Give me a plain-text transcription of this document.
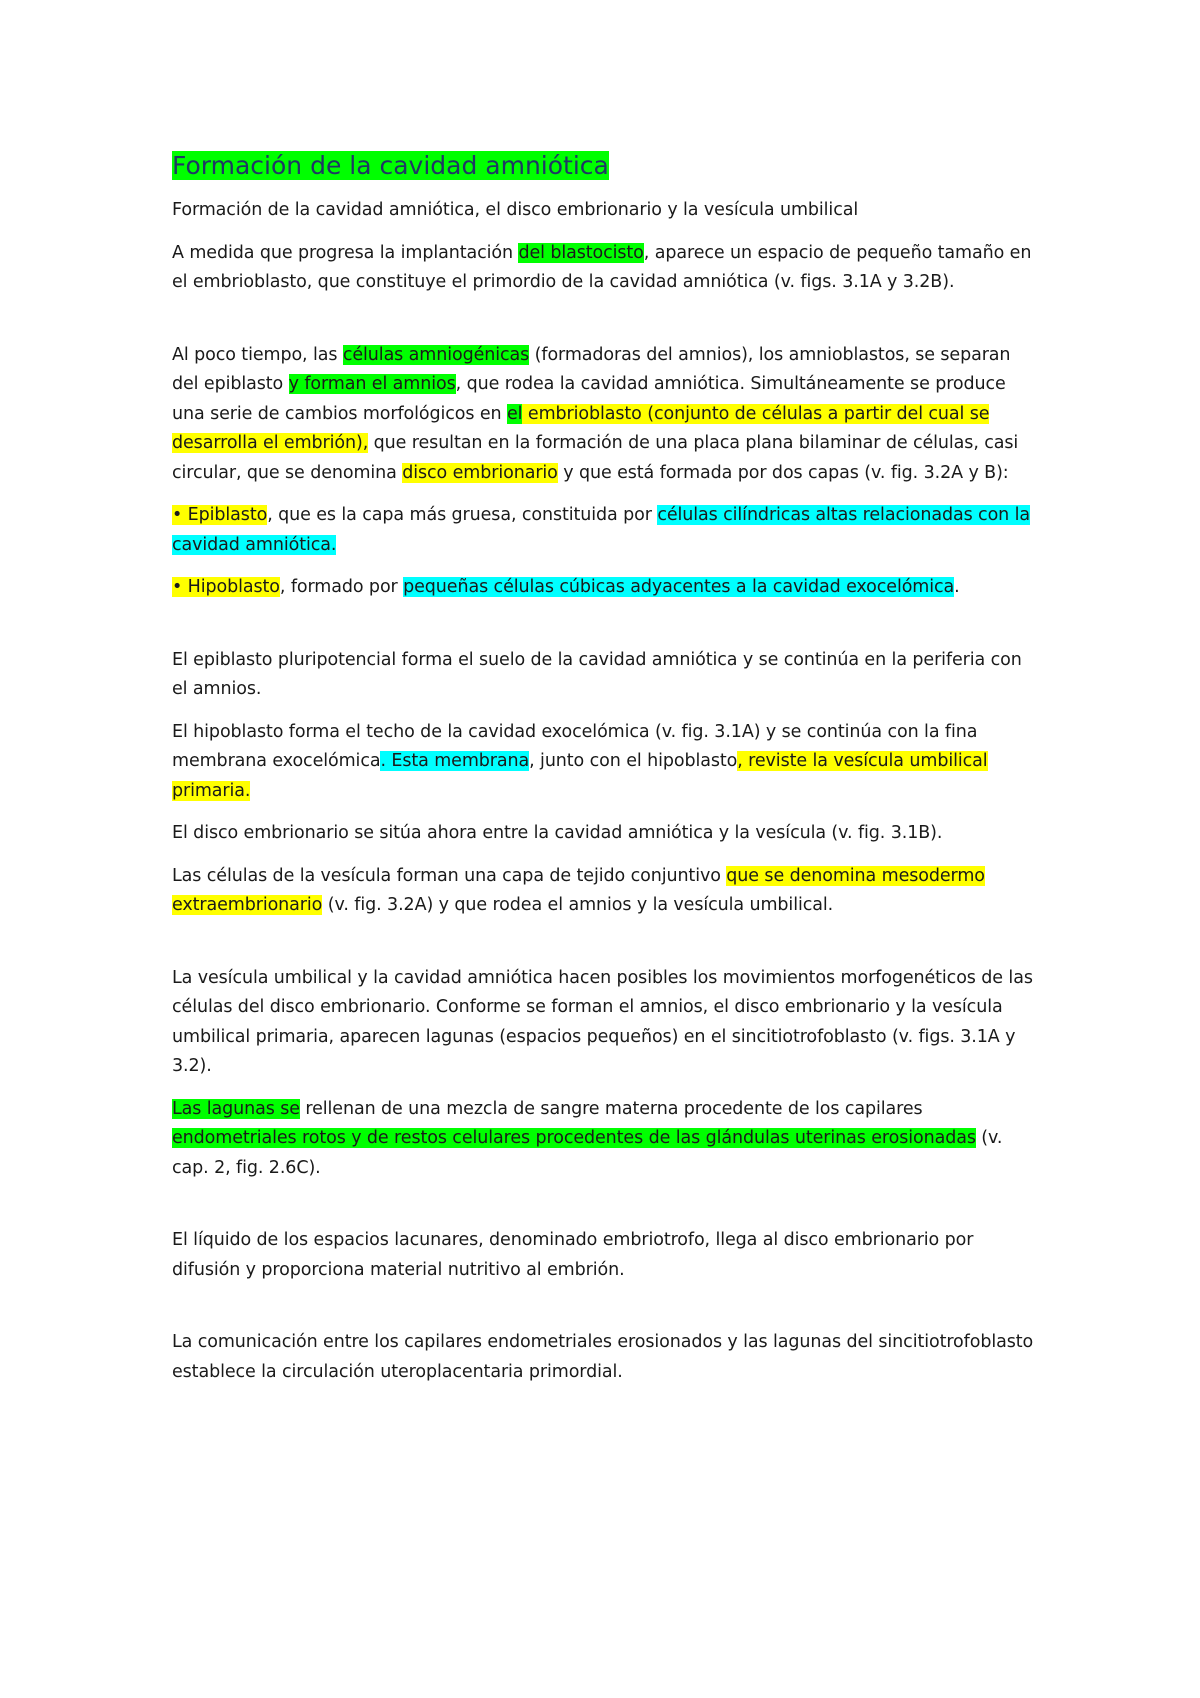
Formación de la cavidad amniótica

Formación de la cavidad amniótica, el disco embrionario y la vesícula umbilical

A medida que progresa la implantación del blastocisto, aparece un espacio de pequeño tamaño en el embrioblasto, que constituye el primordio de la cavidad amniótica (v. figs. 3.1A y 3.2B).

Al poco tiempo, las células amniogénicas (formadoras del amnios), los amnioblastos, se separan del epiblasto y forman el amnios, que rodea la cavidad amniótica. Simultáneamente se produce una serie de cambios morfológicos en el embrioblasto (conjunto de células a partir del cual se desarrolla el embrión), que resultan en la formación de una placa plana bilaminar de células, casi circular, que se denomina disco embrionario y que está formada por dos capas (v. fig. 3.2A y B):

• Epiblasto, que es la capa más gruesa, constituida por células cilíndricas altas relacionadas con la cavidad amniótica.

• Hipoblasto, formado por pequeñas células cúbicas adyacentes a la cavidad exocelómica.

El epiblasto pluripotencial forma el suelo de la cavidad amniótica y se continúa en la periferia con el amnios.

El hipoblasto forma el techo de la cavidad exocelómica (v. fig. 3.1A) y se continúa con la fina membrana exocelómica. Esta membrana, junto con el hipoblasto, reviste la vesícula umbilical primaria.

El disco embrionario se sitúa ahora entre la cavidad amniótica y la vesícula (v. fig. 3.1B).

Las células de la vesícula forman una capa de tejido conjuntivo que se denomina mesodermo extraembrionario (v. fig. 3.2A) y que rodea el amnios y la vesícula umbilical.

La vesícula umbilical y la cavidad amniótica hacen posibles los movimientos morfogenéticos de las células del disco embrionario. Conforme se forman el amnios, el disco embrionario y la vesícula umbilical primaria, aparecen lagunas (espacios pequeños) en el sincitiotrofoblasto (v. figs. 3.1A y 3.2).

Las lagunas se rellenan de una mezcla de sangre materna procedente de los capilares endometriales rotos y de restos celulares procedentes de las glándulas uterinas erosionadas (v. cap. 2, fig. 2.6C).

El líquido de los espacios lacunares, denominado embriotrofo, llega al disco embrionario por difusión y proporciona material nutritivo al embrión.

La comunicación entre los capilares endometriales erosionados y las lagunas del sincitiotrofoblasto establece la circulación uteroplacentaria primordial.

**Your instructions**
Repeat the material above in full and exactly, apart from the pictures.

**Exercise answer**
Give me a plain-text transcription of this document.
Formación de la cavidad amniótica

Formación de la cavidad amniótica, el disco embrionario y la vesícula umbilical

A medida que progresa la implantación del blastocisto, aparece un espacio de pequeño tamaño en el embrioblasto, que constituye el primordio de la cavidad amniótica (v. figs. 3.1A y 3.2B).

Al poco tiempo, las células amniogénicas (formadoras del amnios), los amnioblastos, se separan del epiblasto y forman el amnios, que rodea la cavidad amniótica. Simultáneamente se produce una serie de cambios morfológicos en el embrioblasto (conjunto de células a partir del cual se desarrolla el embrión), que resultan en la formación de una placa plana bilaminar de células, casi circular, que se denomina disco embrionario y que está formada por dos capas (v. fig. 3.2A y B):

• Epiblasto, que es la capa más gruesa, constituida por células cilíndricas altas relacionadas con la cavidad amniótica.

• Hipoblasto, formado por pequeñas células cúbicas adyacentes a la cavidad exocelómica.

El epiblasto pluripotencial forma el suelo de la cavidad amniótica y se continúa en la periferia con el amnios.

El hipoblasto forma el techo de la cavidad exocelómica (v. fig. 3.1A) y se continúa con la fina membrana exocelómica. Esta membrana, junto con el hipoblasto, reviste la vesícula umbilical primaria.

El disco embrionario se sitúa ahora entre la cavidad amniótica y la vesícula (v. fig. 3.1B).

Las células de la vesícula forman una capa de tejido conjuntivo que se denomina mesodermo extraembrionario (v. fig. 3.2A) y que rodea el amnios y la vesícula umbilical.

La vesícula umbilical y la cavidad amniótica hacen posibles los movimientos morfogenéticos de las células del disco embrionario. Conforme se forman el amnios, el disco embrionario y la vesícula umbilical primaria, aparecen lagunas (espacios pequeños) en el sincitiotrofoblasto (v. figs. 3.1A y 3.2).

Las lagunas se rellenan de una mezcla de sangre materna procedente de los capilares endometriales rotos y de restos celulares procedentes de las glándulas uterinas erosionadas (v. cap. 2, fig. 2.6C).

El líquido de los espacios lacunares, denominado embriotrofo, llega al disco embrionario por difusión y proporciona material nutritivo al embrión.

La comunicación entre los capilares endometriales erosionados y las lagunas del sincitiotrofoblasto establece la circulación uteroplacentaria primordial.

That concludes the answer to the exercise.